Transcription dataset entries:
[Start of Attachment]

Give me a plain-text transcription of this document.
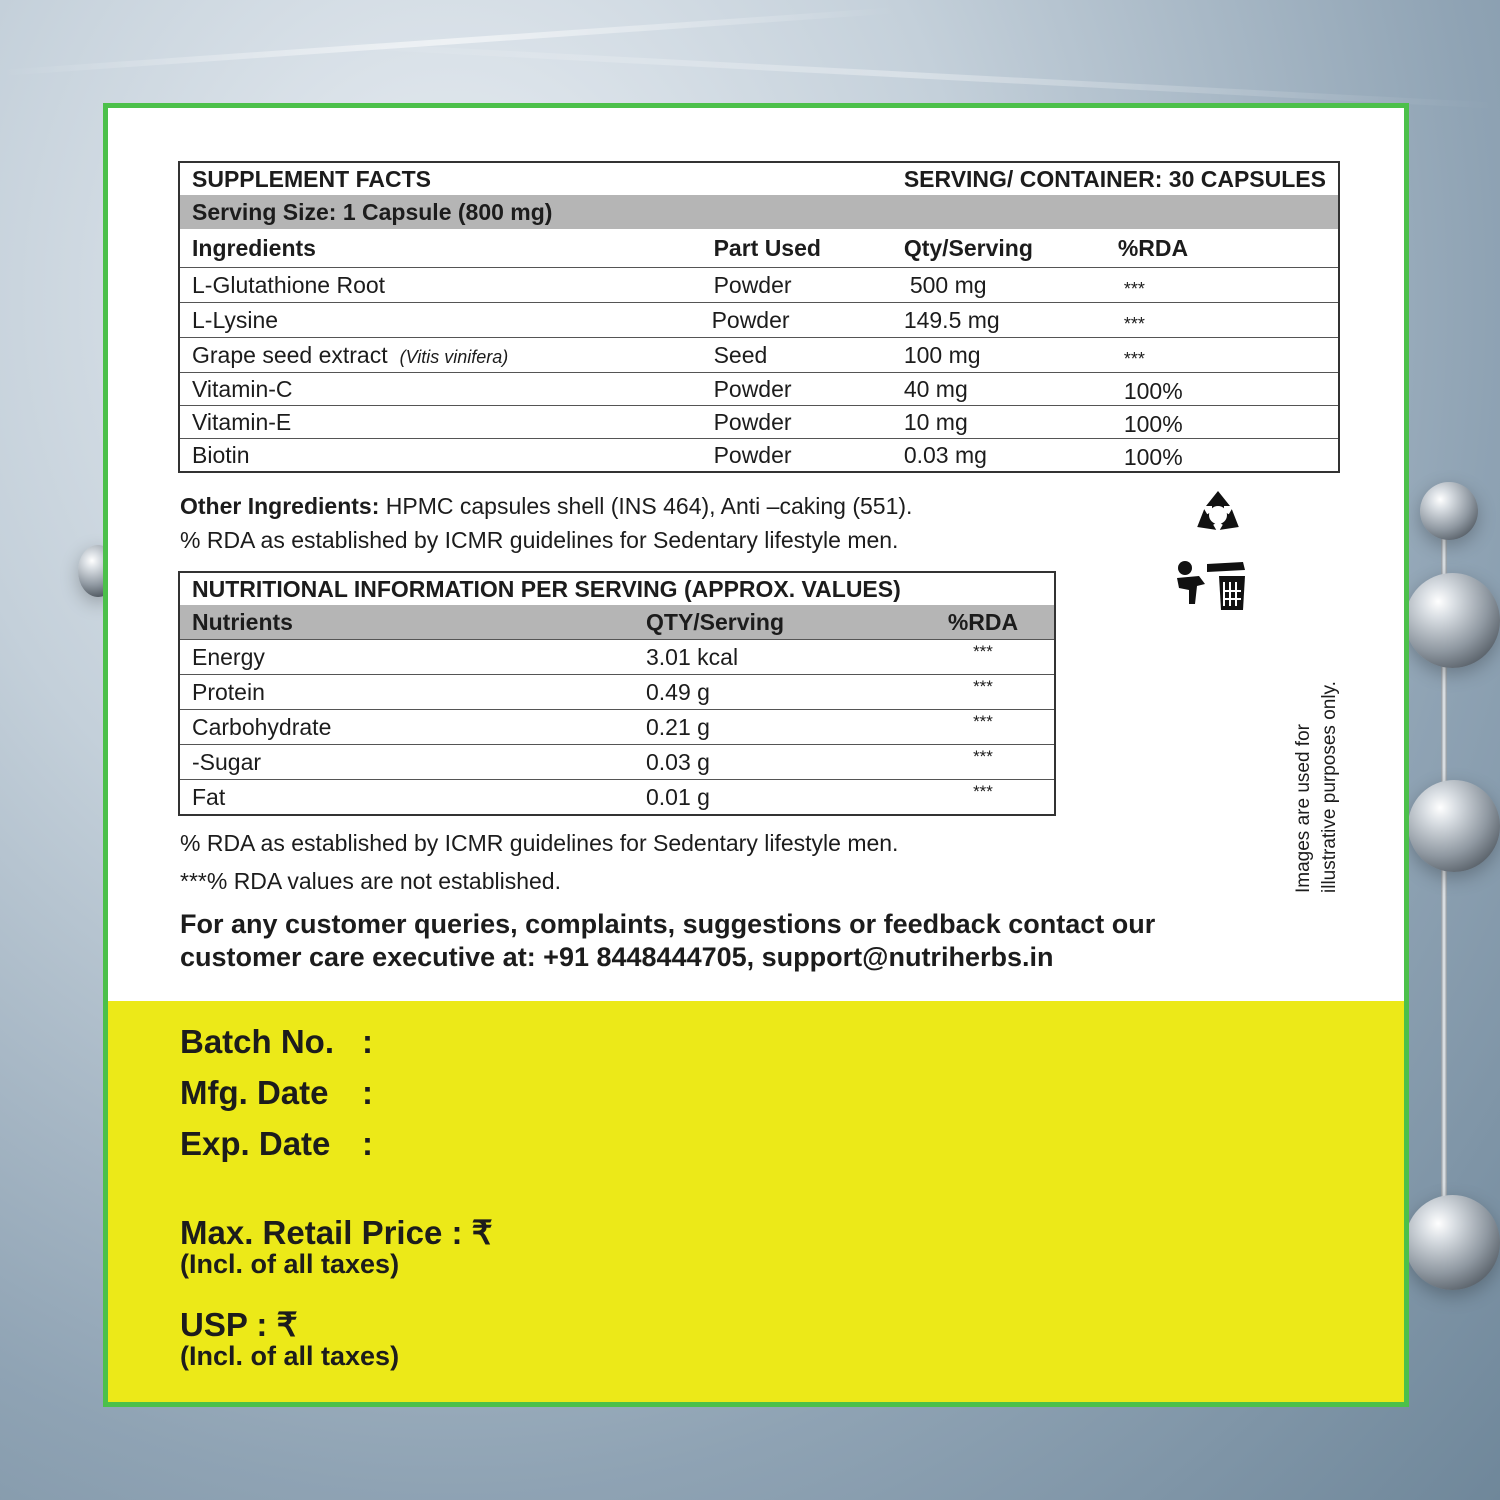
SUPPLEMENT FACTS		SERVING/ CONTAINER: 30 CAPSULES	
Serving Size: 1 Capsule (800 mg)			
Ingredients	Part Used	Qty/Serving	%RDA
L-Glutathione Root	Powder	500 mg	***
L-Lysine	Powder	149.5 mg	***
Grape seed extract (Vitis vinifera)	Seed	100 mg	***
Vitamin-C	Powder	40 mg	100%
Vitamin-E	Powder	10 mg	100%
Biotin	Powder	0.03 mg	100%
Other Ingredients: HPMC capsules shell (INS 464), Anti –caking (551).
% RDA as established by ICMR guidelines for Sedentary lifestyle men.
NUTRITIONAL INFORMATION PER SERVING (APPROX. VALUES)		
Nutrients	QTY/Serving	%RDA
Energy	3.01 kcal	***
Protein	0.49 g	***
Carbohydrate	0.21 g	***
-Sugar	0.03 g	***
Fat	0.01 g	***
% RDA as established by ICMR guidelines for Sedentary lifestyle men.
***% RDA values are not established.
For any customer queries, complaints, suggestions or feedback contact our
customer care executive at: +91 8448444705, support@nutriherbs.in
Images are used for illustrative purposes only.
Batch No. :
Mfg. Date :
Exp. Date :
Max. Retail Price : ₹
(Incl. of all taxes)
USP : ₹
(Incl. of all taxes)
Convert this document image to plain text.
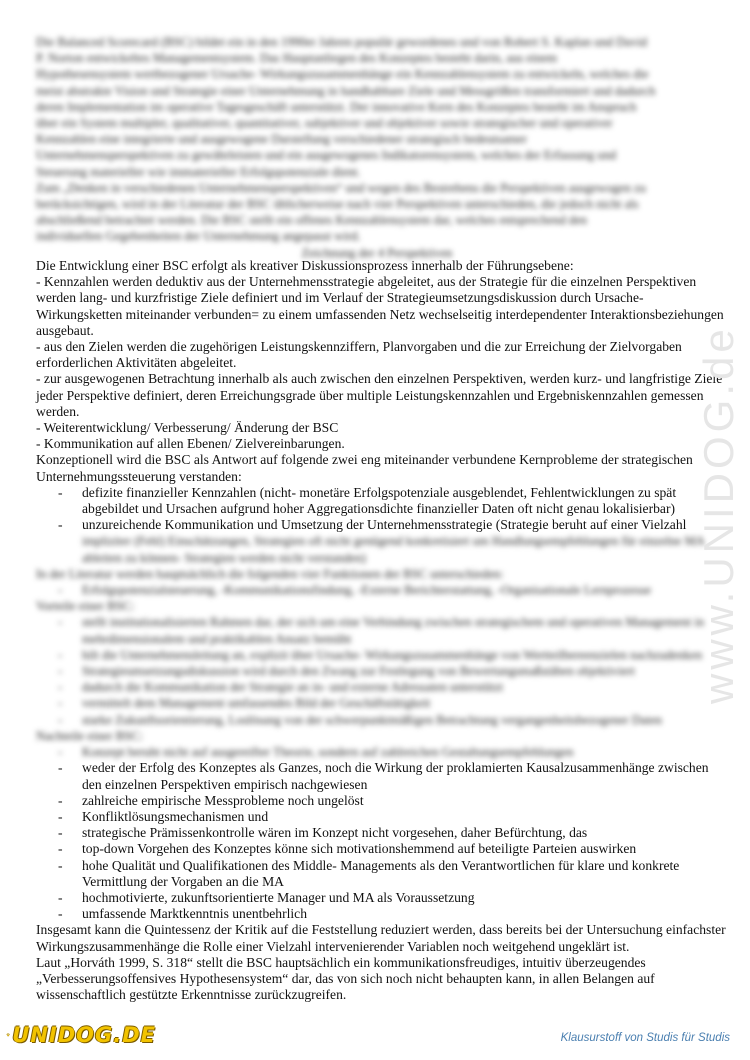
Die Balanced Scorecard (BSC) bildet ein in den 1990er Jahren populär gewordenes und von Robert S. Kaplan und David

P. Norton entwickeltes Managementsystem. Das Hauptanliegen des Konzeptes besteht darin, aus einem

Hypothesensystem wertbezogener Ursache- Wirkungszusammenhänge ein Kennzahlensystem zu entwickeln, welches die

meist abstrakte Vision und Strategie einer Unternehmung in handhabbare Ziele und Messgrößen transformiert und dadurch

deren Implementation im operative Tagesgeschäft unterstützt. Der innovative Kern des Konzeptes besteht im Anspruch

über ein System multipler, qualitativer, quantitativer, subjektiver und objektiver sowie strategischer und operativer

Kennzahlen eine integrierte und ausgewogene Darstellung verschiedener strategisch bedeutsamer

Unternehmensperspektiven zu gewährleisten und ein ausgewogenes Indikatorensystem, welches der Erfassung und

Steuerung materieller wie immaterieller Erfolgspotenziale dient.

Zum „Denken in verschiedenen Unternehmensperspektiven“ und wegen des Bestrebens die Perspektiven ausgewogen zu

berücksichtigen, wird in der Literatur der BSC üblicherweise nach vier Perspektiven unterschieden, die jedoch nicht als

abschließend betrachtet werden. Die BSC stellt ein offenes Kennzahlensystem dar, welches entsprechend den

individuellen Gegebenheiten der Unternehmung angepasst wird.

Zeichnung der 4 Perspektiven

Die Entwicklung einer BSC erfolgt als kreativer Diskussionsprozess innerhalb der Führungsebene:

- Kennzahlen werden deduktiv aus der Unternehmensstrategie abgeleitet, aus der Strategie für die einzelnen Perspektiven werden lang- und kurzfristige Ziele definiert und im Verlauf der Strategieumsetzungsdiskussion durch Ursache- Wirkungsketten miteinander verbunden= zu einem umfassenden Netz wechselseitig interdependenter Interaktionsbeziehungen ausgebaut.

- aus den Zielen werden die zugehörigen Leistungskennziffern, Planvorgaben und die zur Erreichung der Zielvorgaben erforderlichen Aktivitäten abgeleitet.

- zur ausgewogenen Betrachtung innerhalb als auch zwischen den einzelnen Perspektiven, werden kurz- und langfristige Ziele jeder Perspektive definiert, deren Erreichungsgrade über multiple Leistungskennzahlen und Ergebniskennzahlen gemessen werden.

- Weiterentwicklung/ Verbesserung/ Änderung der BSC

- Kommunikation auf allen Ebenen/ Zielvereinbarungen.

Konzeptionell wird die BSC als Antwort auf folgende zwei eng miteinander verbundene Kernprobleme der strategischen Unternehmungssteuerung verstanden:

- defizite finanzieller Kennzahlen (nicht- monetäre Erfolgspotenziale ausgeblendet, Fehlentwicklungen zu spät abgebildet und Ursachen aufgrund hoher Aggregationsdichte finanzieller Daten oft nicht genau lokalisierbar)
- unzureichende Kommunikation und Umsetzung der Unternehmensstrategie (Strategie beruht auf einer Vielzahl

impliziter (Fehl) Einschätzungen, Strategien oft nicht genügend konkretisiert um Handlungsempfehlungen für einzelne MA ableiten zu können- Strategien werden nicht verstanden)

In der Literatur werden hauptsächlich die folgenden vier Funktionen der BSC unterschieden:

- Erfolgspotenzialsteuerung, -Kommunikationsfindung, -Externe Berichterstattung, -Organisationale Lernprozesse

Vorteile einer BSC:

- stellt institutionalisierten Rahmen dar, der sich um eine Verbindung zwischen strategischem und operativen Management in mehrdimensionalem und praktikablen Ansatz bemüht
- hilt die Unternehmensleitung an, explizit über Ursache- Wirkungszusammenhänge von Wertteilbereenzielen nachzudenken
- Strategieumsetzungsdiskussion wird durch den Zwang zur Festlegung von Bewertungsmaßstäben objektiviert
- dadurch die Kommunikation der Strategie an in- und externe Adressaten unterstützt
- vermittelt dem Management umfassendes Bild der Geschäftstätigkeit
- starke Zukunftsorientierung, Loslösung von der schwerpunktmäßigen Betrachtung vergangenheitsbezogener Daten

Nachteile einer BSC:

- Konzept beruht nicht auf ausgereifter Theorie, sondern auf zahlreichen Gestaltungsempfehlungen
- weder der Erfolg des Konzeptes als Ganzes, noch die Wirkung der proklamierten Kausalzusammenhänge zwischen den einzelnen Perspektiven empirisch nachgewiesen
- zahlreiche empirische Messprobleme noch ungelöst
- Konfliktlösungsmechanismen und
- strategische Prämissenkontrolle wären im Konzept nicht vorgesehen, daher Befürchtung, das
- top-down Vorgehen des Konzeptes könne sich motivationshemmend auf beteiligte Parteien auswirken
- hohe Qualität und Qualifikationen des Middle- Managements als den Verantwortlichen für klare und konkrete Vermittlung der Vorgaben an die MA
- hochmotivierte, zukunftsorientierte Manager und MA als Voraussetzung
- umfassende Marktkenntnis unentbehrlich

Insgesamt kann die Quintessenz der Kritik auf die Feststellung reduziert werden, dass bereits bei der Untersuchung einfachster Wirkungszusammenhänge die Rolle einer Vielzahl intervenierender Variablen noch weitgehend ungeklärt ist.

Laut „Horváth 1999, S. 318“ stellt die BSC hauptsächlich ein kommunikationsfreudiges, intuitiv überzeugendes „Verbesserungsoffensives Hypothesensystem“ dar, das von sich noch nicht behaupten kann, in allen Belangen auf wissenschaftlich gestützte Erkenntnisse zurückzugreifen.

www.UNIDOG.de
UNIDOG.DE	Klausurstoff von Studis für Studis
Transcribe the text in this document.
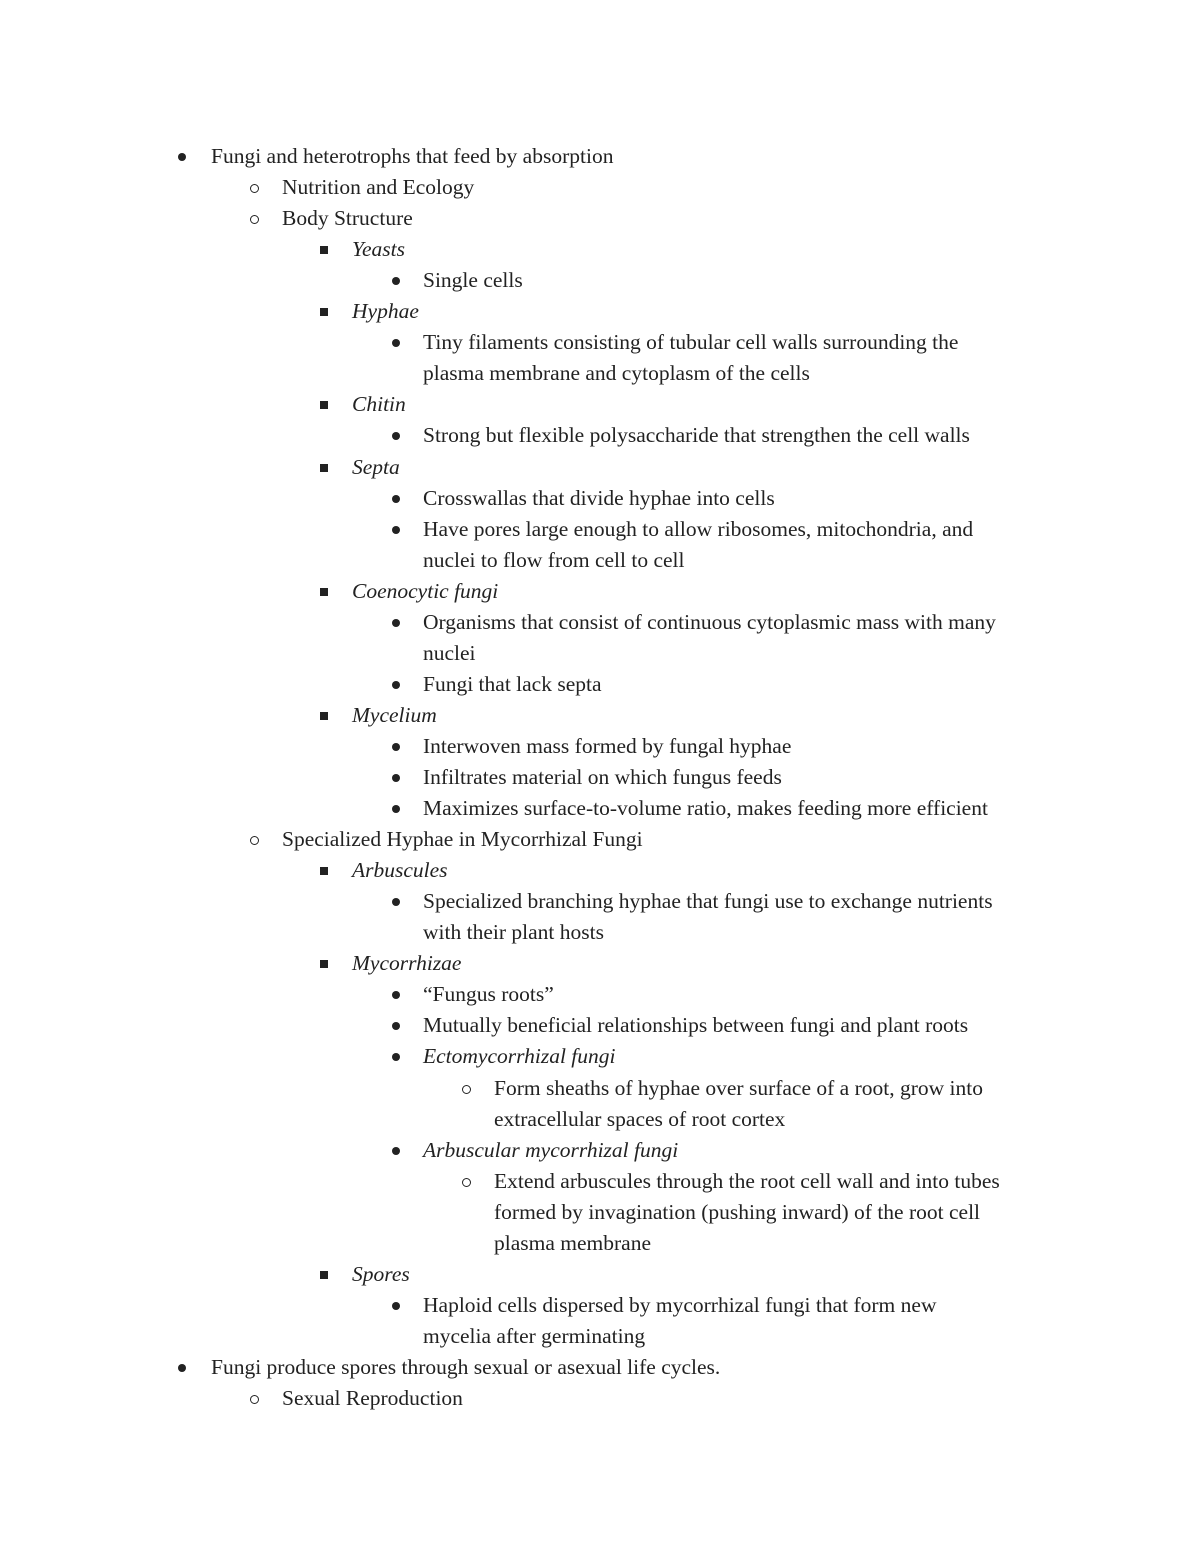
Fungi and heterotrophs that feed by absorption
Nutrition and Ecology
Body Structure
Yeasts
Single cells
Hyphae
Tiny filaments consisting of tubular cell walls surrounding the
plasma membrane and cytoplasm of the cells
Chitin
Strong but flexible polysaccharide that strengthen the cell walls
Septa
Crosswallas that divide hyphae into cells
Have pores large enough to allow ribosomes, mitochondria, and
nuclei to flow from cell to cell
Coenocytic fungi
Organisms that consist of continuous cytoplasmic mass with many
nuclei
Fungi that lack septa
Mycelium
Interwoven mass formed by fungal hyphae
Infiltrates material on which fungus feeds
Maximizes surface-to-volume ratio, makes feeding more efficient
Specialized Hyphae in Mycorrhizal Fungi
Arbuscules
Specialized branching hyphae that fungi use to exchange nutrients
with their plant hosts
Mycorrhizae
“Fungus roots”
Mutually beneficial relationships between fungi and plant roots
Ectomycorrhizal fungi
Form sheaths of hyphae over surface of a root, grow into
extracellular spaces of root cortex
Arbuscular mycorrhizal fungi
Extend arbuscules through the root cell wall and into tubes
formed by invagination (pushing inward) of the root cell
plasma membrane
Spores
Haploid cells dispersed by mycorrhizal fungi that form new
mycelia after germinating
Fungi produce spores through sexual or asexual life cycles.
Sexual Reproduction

[End of Attachment]

#### Task item:
Which of the lines above mention the word "besteht"? Pull those lines out.

#### Your response:
P. Norton entwickeltes Managementsystem. Das Hauptanliegen des Konzeptes besteht darin, aus einem
deren Implementation im operative Tagesgeschäft unterstützt. Der innovative Kern des Konzeptes besteht im Anspruch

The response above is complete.